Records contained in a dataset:
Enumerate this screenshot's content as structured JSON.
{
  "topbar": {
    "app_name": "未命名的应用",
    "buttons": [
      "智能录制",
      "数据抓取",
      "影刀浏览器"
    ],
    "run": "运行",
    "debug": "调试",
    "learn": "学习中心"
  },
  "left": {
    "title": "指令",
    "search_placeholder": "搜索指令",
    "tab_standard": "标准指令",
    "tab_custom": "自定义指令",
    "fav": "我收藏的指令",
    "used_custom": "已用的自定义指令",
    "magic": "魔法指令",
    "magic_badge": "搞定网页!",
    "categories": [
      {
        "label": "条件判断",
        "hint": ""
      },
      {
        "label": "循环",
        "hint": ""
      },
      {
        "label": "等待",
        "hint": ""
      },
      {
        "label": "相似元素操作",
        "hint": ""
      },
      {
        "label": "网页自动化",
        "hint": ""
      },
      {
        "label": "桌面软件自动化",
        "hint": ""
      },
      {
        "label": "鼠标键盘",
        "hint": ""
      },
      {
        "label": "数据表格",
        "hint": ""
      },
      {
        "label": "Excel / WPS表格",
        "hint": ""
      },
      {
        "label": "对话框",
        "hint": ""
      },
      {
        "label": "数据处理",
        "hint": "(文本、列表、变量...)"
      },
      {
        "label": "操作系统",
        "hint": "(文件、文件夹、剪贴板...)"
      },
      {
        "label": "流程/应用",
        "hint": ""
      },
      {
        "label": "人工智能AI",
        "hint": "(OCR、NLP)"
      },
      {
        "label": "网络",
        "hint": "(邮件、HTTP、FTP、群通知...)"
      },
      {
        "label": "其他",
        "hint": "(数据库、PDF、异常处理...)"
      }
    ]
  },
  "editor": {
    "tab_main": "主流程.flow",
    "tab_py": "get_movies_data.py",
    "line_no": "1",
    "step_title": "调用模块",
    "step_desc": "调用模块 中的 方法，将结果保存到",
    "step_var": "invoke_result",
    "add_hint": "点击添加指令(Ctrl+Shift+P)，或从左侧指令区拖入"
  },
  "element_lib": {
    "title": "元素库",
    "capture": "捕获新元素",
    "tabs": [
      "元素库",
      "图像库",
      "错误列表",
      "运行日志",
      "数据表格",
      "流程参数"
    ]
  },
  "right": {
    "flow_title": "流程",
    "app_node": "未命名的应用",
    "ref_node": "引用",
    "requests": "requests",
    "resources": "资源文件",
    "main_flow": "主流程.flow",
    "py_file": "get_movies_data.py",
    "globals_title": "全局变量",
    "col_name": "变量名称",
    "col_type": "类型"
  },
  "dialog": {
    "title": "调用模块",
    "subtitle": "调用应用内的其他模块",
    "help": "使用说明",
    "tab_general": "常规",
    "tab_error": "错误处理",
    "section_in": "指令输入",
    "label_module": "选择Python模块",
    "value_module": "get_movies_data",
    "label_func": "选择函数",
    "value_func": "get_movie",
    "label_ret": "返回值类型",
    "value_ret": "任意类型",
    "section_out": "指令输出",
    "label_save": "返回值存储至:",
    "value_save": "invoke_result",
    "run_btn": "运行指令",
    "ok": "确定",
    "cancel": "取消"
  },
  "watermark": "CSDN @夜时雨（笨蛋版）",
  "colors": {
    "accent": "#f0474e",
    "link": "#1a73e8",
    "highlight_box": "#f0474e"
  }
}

→ Exercise prompt
Restate the whole of the material exactly.

→ Output for this task
Enumerate this screenshot's content as structured JSON.
{
  "topbar": {
    "app_name": "未命名的应用",
    "buttons": [
      "智能录制",
      "数据抓取",
      "影刀浏览器"
    ],
    "run": "运行",
    "debug": "调试",
    "learn": "学习中心"
  },
  "left": {
    "title": "指令",
    "search_placeholder": "搜索指令",
    "tab_standard": "标准指令",
    "tab_custom": "自定义指令",
    "fav": "我收藏的指令",
    "used_custom": "已用的自定义指令",
    "magic": "魔法指令",
    "magic_badge": "搞定网页!",
    "categories": [
      {
        "label": "条件判断",
        "hint": ""
      },
      {
        "label": "循环",
        "hint": ""
      },
      {
        "label": "等待",
        "hint": ""
      },
      {
        "label": "相似元素操作",
        "hint": ""
      },
      {
        "label": "网页自动化",
        "hint": ""
      },
      {
        "label": "桌面软件自动化",
        "hint": ""
      },
      {
        "label": "鼠标键盘",
        "hint": ""
      },
      {
        "label": "数据表格",
        "hint": ""
      },
      {
        "label": "Excel / WPS表格",
        "hint": ""
      },
      {
        "label": "对话框",
        "hint": ""
      },
      {
        "label": "数据处理",
        "hint": "(文本、列表、变量...)"
      },
      {
        "label": "操作系统",
        "hint": "(文件、文件夹、剪贴板...)"
      },
      {
        "label": "流程/应用",
        "hint": ""
      },
      {
        "label": "人工智能AI",
        "hint": "(OCR、NLP)"
      },
      {
        "label": "网络",
        "hint": "(邮件、HTTP、FTP、群通知...)"
      },
      {
        "label": "其他",
        "hint": "(数据库、PDF、异常处理...)"
      }
    ]
  },
  "editor": {
    "tab_main": "主流程.flow",
    "tab_py": "get_movies_data.py",
    "line_no": "1",
    "step_title": "调用模块",
    "step_desc": "调用模块 中的 方法，将结果保存到",
    "step_var": "invoke_result",
    "add_hint": "点击添加指令(Ctrl+Shift+P)，或从左侧指令区拖入"
  },
  "element_lib": {
    "title": "元素库",
    "capture": "捕获新元素",
    "tabs": [
      "元素库",
      "图像库",
      "错误列表",
      "运行日志",
      "数据表格",
      "流程参数"
    ]
  },
  "right": {
    "flow_title": "流程",
    "app_node": "未命名的应用",
    "ref_node": "引用",
    "requests": "requests",
    "resources": "资源文件",
    "main_flow": "主流程.flow",
    "py_file": "get_movies_data.py",
    "globals_title": "全局变量",
    "col_name": "变量名称",
    "col_type": "类型"
  },
  "dialog": {
    "title": "调用模块",
    "subtitle": "调用应用内的其他模块",
    "help": "使用说明",
    "tab_general": "常规",
    "tab_error": "错误处理",
    "section_in": "指令输入",
    "label_module": "选择Python模块",
    "value_module": "get_movies_data",
    "label_func": "选择函数",
    "value_func": "get_movie",
    "label_ret": "返回值类型",
    "value_ret": "任意类型",
    "section_out": "指令输出",
    "label_save": "返回值存储至:",
    "value_save": "invoke_result",
    "run_btn": "运行指令",
    "ok": "确定",
    "cancel": "取消"
  },
  "watermark": "CSDN @夜时雨（笨蛋版）",
  "colors": {
    "accent": "#f0474e",
    "link": "#1a73e8",
    "highlight_box": "#f0474e"
  }
}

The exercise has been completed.